▶ [DOCUMENT SECTION]:
┌──
If a child is hearing impaired, then they already have trouble understanding
a perfect sound wave. If this sound wave is already weakened, distorted, or mixed in with other sound waves when it gets to that child's ear, then it is
just so much harder for them to hear that sound. If they have any loss in
the high frequencies, it makes their situation even worse, because the high
frequency sounds are the worst ones at making it through. What's the
solution? Get that "perfect" sound wave as close to the ear as possible.
Then, at least the child is starting out with a clear signal to begin with
and can get as much information out of that sound signal as his ears will
let him/her.
This is why a hearing aid cannot substitute for an ALD. The sound signal
has already weakened, ie, the ripples have spread out and become less clear,
by the time the sound signal gets to the hearing aid. The amplification
provided by the aid does not reinstate the original signal, it just
amplifies the "distorted" signal that has changed by traveling through space
to the hearing aid. So, it does not place the child in the same situation
as using an ALD. Some children may still be able to "Cope" without an ALD,
but my position is why should they in any way have to struggle...they spend
enough of their lives struggling to hear in situations where an ALD is not
appropriate. Why put the extra stress on them when you don't have to.
└──
(Page layout parsing data)
┌──
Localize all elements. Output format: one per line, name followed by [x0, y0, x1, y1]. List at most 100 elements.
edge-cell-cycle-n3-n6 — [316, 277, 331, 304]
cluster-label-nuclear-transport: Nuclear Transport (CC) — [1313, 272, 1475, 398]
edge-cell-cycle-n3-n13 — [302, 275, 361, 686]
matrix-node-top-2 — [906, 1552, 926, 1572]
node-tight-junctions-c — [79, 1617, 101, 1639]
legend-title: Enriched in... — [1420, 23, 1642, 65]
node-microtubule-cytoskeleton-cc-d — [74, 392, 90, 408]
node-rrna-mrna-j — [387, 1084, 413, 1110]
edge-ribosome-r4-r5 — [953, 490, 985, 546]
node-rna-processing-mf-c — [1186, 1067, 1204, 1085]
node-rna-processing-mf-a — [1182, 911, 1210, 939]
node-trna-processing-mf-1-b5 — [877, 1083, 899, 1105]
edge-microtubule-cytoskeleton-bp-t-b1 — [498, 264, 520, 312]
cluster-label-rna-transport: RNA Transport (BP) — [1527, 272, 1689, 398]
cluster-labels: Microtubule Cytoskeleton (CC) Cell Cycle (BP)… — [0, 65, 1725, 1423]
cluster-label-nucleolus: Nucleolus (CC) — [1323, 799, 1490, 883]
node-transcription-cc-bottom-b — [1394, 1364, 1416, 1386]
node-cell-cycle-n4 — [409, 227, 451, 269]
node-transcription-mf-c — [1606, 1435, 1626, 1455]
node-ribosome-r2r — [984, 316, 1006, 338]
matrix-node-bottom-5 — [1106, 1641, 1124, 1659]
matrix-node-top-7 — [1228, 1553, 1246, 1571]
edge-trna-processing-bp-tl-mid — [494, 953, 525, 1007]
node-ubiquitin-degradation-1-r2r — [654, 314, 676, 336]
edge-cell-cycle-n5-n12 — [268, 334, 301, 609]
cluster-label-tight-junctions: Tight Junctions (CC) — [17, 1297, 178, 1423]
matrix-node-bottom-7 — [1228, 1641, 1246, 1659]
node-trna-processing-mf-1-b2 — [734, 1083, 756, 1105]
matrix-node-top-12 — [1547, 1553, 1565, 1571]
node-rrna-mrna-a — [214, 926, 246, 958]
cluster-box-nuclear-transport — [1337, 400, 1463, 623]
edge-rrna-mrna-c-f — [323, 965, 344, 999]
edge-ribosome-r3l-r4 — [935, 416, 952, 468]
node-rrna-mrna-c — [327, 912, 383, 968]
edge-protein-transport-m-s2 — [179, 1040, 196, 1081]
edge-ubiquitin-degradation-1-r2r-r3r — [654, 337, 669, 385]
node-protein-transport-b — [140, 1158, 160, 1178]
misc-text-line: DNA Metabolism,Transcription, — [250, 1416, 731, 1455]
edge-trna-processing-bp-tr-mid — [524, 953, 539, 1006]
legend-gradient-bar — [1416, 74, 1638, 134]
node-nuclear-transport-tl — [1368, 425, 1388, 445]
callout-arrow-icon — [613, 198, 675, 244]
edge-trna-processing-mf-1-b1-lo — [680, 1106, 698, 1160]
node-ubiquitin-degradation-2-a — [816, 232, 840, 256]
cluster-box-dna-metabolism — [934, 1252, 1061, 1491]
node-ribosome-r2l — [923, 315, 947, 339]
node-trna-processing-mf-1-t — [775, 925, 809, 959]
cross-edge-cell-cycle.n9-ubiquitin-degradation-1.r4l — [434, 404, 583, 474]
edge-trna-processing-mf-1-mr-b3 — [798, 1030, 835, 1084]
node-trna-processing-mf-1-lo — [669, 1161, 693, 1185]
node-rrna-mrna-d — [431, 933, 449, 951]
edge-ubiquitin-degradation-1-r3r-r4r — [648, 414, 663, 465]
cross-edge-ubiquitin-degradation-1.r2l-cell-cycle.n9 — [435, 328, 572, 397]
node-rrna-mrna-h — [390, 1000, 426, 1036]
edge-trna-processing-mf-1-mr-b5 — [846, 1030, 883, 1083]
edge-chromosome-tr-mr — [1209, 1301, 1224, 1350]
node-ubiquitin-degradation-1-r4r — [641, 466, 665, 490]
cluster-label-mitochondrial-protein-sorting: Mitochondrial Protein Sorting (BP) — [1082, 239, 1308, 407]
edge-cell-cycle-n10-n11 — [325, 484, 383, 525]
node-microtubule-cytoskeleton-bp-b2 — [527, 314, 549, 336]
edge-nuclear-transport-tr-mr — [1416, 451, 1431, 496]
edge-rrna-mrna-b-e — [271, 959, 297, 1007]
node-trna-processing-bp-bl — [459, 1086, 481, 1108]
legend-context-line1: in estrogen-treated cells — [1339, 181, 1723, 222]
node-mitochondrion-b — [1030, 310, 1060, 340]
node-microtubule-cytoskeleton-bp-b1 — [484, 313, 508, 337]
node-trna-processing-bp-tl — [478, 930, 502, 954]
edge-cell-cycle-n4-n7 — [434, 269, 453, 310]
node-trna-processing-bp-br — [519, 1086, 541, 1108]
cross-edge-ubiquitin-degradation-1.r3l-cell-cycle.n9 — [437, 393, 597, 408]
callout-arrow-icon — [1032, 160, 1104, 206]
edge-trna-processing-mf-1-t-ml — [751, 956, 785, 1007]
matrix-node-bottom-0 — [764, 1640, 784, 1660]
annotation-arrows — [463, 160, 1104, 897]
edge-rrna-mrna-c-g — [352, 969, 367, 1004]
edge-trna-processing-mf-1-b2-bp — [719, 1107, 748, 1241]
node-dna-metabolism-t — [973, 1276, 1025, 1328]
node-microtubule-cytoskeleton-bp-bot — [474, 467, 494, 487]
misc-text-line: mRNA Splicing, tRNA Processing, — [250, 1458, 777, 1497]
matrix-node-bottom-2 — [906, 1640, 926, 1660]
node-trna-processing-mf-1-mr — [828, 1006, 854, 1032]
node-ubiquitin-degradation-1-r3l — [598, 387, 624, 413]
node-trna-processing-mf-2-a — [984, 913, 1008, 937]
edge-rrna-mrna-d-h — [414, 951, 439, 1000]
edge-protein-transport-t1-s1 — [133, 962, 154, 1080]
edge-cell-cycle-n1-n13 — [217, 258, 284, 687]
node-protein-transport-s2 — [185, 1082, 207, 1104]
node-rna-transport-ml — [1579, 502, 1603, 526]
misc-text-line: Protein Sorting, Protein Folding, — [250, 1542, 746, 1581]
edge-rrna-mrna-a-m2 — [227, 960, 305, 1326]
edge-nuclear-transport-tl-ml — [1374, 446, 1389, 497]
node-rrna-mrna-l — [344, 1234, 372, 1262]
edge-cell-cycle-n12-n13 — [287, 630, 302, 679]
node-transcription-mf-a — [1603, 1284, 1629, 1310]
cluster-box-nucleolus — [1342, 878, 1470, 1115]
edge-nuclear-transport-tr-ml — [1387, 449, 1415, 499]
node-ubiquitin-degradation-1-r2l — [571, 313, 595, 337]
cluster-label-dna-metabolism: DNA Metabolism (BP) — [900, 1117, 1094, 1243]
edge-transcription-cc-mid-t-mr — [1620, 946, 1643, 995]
└──
▶ [YOUR TASK]:
Rewrite the text on hearing-impaired children from "This is why" up to and including "don't have to.", and switch each "hearing aid" to "hearing device".

▶ [WRITTEN ANSWER]:
This is why a hearing device cannot substitute for an ALD. The sound signal
has already weakened, ie, the ripples have spread out and become less clear,
by the time the sound signal gets to the hearing device. The amplification
provided by the aid does not reinstate the original signal, it just
amplifies the "distorted" signal that has changed by traveling through space
to the hearing device. So, it does not place the child in the same situation
as using an ALD. Some children may still be able to "Cope" without an ALD,
but my position is why should they in any way have to struggle...they spend
enough of their lives struggling to hear in situations where an ALD is not
appropriate. Why put the extra stress on them when you don't have to.